### [The problem]
Output all of the entries exactly as written.

[Dataset entries]
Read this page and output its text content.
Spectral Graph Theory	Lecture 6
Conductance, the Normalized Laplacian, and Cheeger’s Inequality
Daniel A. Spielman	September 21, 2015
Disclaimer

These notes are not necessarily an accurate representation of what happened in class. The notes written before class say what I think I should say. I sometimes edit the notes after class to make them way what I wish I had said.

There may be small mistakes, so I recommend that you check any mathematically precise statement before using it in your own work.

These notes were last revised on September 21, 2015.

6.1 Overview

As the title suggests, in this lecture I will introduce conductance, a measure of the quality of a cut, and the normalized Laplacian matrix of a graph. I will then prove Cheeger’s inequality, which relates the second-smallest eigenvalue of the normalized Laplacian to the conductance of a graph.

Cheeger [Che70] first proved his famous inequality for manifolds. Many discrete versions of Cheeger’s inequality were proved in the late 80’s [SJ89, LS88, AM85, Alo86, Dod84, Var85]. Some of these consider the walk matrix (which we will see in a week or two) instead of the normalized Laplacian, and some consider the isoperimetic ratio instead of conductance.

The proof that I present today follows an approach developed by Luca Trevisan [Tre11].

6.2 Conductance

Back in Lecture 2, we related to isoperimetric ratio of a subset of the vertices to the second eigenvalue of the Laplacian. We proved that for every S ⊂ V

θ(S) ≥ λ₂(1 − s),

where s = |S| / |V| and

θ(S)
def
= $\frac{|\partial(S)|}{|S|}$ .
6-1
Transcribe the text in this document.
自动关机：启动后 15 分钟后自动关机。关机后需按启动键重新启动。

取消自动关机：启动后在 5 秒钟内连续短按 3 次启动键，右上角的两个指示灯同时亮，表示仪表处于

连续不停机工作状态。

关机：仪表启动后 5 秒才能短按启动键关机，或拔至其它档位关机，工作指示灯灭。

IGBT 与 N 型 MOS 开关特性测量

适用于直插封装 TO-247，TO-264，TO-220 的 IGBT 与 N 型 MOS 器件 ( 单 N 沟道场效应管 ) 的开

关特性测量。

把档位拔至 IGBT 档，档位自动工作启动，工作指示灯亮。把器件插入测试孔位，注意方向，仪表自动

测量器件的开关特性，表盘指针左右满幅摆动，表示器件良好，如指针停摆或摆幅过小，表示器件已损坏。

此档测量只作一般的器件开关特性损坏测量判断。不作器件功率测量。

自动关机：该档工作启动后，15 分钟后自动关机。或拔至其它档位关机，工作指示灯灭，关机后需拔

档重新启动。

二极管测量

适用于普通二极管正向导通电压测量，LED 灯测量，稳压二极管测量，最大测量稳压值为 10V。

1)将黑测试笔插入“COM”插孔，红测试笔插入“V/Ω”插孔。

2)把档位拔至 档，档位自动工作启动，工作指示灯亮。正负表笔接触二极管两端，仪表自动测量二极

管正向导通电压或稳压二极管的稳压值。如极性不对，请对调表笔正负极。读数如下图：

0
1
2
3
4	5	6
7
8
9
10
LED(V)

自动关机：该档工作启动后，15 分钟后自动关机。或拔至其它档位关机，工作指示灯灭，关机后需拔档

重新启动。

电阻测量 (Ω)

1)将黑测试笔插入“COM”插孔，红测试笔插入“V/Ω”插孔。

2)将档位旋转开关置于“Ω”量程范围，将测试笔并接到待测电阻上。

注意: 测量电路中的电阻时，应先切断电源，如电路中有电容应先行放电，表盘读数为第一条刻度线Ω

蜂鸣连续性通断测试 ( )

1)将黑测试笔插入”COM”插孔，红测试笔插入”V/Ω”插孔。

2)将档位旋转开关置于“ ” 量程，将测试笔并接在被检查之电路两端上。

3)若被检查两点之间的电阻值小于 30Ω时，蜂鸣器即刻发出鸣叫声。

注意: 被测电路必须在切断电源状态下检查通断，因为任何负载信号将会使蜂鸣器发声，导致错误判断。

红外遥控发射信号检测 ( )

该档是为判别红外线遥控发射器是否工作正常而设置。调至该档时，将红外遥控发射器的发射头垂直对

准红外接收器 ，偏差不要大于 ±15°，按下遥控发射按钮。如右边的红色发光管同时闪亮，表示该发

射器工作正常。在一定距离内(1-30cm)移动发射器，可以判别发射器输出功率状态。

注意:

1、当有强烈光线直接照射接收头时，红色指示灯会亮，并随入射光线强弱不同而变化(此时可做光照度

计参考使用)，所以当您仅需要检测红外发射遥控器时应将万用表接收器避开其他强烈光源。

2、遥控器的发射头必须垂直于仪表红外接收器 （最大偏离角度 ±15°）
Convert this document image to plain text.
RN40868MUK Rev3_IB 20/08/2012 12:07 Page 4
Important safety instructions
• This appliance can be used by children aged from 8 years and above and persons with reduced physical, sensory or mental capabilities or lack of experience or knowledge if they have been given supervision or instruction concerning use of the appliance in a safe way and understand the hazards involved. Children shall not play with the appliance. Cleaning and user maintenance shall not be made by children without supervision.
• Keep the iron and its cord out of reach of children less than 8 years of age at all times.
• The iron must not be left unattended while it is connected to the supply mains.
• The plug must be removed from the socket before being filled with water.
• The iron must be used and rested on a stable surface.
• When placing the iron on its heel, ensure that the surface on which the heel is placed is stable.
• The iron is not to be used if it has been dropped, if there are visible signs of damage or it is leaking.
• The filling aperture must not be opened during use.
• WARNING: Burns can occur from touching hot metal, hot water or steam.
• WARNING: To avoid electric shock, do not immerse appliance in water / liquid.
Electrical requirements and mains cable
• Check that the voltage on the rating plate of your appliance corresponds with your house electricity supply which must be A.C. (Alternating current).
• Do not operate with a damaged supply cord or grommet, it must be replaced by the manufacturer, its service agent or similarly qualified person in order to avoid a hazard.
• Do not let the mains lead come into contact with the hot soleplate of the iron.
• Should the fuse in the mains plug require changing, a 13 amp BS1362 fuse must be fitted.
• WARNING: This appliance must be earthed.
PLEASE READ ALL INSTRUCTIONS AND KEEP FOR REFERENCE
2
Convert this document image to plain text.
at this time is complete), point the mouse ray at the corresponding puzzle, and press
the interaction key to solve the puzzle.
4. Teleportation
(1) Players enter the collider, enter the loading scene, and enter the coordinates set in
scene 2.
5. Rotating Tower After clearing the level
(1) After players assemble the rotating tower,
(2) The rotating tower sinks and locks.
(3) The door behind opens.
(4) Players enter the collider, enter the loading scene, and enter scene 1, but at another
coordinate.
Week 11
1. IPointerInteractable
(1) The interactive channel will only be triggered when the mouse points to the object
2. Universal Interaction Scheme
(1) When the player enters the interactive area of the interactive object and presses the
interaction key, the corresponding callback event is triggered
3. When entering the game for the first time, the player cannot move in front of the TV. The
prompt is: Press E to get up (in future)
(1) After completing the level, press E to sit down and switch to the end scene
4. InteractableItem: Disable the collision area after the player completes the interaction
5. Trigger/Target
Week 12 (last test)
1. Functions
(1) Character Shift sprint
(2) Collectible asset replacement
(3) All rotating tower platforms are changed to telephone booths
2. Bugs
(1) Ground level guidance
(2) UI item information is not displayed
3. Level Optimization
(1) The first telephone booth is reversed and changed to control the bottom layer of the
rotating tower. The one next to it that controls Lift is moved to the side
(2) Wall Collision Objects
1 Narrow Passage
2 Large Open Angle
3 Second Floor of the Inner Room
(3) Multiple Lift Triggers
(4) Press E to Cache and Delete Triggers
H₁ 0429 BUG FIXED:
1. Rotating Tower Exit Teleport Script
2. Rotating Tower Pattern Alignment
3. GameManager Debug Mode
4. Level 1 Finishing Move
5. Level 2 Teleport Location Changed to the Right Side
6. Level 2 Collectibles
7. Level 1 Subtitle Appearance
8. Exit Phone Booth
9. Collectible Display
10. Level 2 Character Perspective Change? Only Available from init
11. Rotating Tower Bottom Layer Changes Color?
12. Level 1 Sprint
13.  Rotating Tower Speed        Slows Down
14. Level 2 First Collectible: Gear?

### [Answer for the task]
Read this page and output its text content.
Spectral Graph Theory	Lecture 6
Conductance, the Normalized Laplacian, and Cheeger’s Inequality
Daniel A. Spielman	September 21, 2015
Disclaimer

These notes are not necessarily an accurate representation of what happened in class. The notes written before class say what I think I should say. I sometimes edit the notes after class to make them way what I wish I had said.

There may be small mistakes, so I recommend that you check any mathematically precise statement before using it in your own work.

These notes were last revised on September 21, 2015.

6.1 Overview

As the title suggests, in this lecture I will introduce conductance, a measure of the quality of a cut, and the normalized Laplacian matrix of a graph. I will then prove Cheeger’s inequality, which relates the second-smallest eigenvalue of the normalized Laplacian to the conductance of a graph.

Cheeger [Che70] first proved his famous inequality for manifolds. Many discrete versions of Cheeger’s inequality were proved in the late 80’s [SJ89, LS88, AM85, Alo86, Dod84, Var85]. Some of these consider the walk matrix (which we will see in a week or two) instead of the normalized Laplacian, and some consider the isoperimetic ratio instead of conductance.

The proof that I present today follows an approach developed by Luca Trevisan [Tre11].

6.2 Conductance

Back in Lecture 2, we related to isoperimetric ratio of a subset of the vertices to the second eigenvalue of the Laplacian. We proved that for every S ⊂ V

θ(S) ≥ λ₂(1 − s),

where s = |S| / |V| and

θ(S)
def
= $\frac{|\partial(S)|}{|S|}$ .
6-1
Transcribe the text in this document.
自动关机：启动后 15 分钟后自动关机。关机后需按启动键重新启动。

取消自动关机：启动后在 5 秒钟内连续短按 3 次启动键，右上角的两个指示灯同时亮，表示仪表处于

连续不停机工作状态。

关机：仪表启动后 5 秒才能短按启动键关机，或拔至其它档位关机，工作指示灯灭。

IGBT 与 N 型 MOS 开关特性测量

适用于直插封装 TO-247，TO-264，TO-220 的 IGBT 与 N 型 MOS 器件 ( 单 N 沟道场效应管 ) 的开

关特性测量。

把档位拔至 IGBT 档，档位自动工作启动，工作指示灯亮。把器件插入测试孔位，注意方向，仪表自动

测量器件的开关特性，表盘指针左右满幅摆动，表示器件良好，如指针停摆或摆幅过小，表示器件已损坏。

此档测量只作一般的器件开关特性损坏测量判断。不作器件功率测量。

自动关机：该档工作启动后，15 分钟后自动关机。或拔至其它档位关机，工作指示灯灭，关机后需拔

档重新启动。

二极管测量

适用于普通二极管正向导通电压测量，LED 灯测量，稳压二极管测量，最大测量稳压值为 10V。

1)将黑测试笔插入“COM”插孔，红测试笔插入“V/Ω”插孔。

2)把档位拔至 档，档位自动工作启动，工作指示灯亮。正负表笔接触二极管两端，仪表自动测量二极

管正向导通电压或稳压二极管的稳压值。如极性不对，请对调表笔正负极。读数如下图：

0
1
2
3
4	5	6
7
8
9
10
LED(V)

自动关机：该档工作启动后，15 分钟后自动关机。或拔至其它档位关机，工作指示灯灭，关机后需拔档

重新启动。

电阻测量 (Ω)

1)将黑测试笔插入“COM”插孔，红测试笔插入“V/Ω”插孔。

2)将档位旋转开关置于“Ω”量程范围，将测试笔并接到待测电阻上。

注意: 测量电路中的电阻时，应先切断电源，如电路中有电容应先行放电，表盘读数为第一条刻度线Ω

蜂鸣连续性通断测试 ( )

1)将黑测试笔插入”COM”插孔，红测试笔插入”V/Ω”插孔。

2)将档位旋转开关置于“ ” 量程，将测试笔并接在被检查之电路两端上。

3)若被检查两点之间的电阻值小于 30Ω时，蜂鸣器即刻发出鸣叫声。

注意: 被测电路必须在切断电源状态下检查通断，因为任何负载信号将会使蜂鸣器发声，导致错误判断。

红外遥控发射信号检测 ( )

该档是为判别红外线遥控发射器是否工作正常而设置。调至该档时，将红外遥控发射器的发射头垂直对

准红外接收器 ，偏差不要大于 ±15°，按下遥控发射按钮。如右边的红色发光管同时闪亮，表示该发

射器工作正常。在一定距离内(1-30cm)移动发射器，可以判别发射器输出功率状态。

注意:

1、当有强烈光线直接照射接收头时，红色指示灯会亮，并随入射光线强弱不同而变化(此时可做光照度

计参考使用)，所以当您仅需要检测红外发射遥控器时应将万用表接收器避开其他强烈光源。

2、遥控器的发射头必须垂直于仪表红外接收器 （最大偏离角度 ±15°）
Convert this document image to plain text.
RN40868MUK Rev3_IB 20/08/2012 12:07 Page 4
Important safety instructions
• This appliance can be used by children aged from 8 years and above and persons with reduced physical, sensory or mental capabilities or lack of experience or knowledge if they have been given supervision or instruction concerning use of the appliance in a safe way and understand the hazards involved. Children shall not play with the appliance. Cleaning and user maintenance shall not be made by children without supervision.
• Keep the iron and its cord out of reach of children less than 8 years of age at all times.
• The iron must not be left unattended while it is connected to the supply mains.
• The plug must be removed from the socket before being filled with water.
• The iron must be used and rested on a stable surface.
• When placing the iron on its heel, ensure that the surface on which the heel is placed is stable.
• The iron is not to be used if it has been dropped, if there are visible signs of damage or it is leaking.
• The filling aperture must not be opened during use.
• WARNING: Burns can occur from touching hot metal, hot water or steam.
• WARNING: To avoid electric shock, do not immerse appliance in water / liquid.
Electrical requirements and mains cable
• Check that the voltage on the rating plate of your appliance corresponds with your house electricity supply which must be A.C. (Alternating current).
• Do not operate with a damaged supply cord or grommet, it must be replaced by the manufacturer, its service agent or similarly qualified person in order to avoid a hazard.
• Do not let the mains lead come into contact with the hot soleplate of the iron.
• Should the fuse in the mains plug require changing, a 13 amp BS1362 fuse must be fitted.
• WARNING: This appliance must be earthed.
PLEASE READ ALL INSTRUCTIONS AND KEEP FOR REFERENCE
2
Convert this document image to plain text.
at this time is complete), point the mouse ray at the corresponding puzzle, and press
the interaction key to solve the puzzle.
4. Teleportation
(1) Players enter the collider, enter the loading scene, and enter the coordinates set in
scene 2.
5. Rotating Tower After clearing the level
(1) After players assemble the rotating tower,
(2) The rotating tower sinks and locks.
(3) The door behind opens.
(4) Players enter the collider, enter the loading scene, and enter scene 1, but at another
coordinate.
Week 11
1. IPointerInteractable
(1) The interactive channel will only be triggered when the mouse points to the object
2. Universal Interaction Scheme
(1) When the player enters the interactive area of the interactive object and presses the
interaction key, the corresponding callback event is triggered
3. When entering the game for the first time, the player cannot move in front of the TV. The
prompt is: Press E to get up (in future)
(1) After completing the level, press E to sit down and switch to the end scene
4. InteractableItem: Disable the collision area after the player completes the interaction
5. Trigger/Target
Week 12 (last test)
1. Functions
(1) Character Shift sprint
(2) Collectible asset replacement
(3) All rotating tower platforms are changed to telephone booths
2. Bugs
(1) Ground level guidance
(2) UI item information is not displayed
3. Level Optimization
(1) The first telephone booth is reversed and changed to control the bottom layer of the
rotating tower. The one next to it that controls Lift is moved to the side
(2) Wall Collision Objects
1 Narrow Passage
2 Large Open Angle
3 Second Floor of the Inner Room
(3) Multiple Lift Triggers
(4) Press E to Cache and Delete Triggers
H₁ 0429 BUG FIXED:
1. Rotating Tower Exit Teleport Script
2. Rotating Tower Pattern Alignment
3. GameManager Debug Mode
4. Level 1 Finishing Move
5. Level 2 Teleport Location Changed to the Right Side
6. Level 2 Collectibles
7. Level 1 Subtitle Appearance
8. Exit Phone Booth
9. Collectible Display
10. Level 2 Character Perspective Change? Only Available from init
11. Rotating Tower Bottom Layer Changes Color?
12. Level 1 Sprint
13.  Rotating Tower Speed        Slows Down
14. Level 2 First Collectible: Gear?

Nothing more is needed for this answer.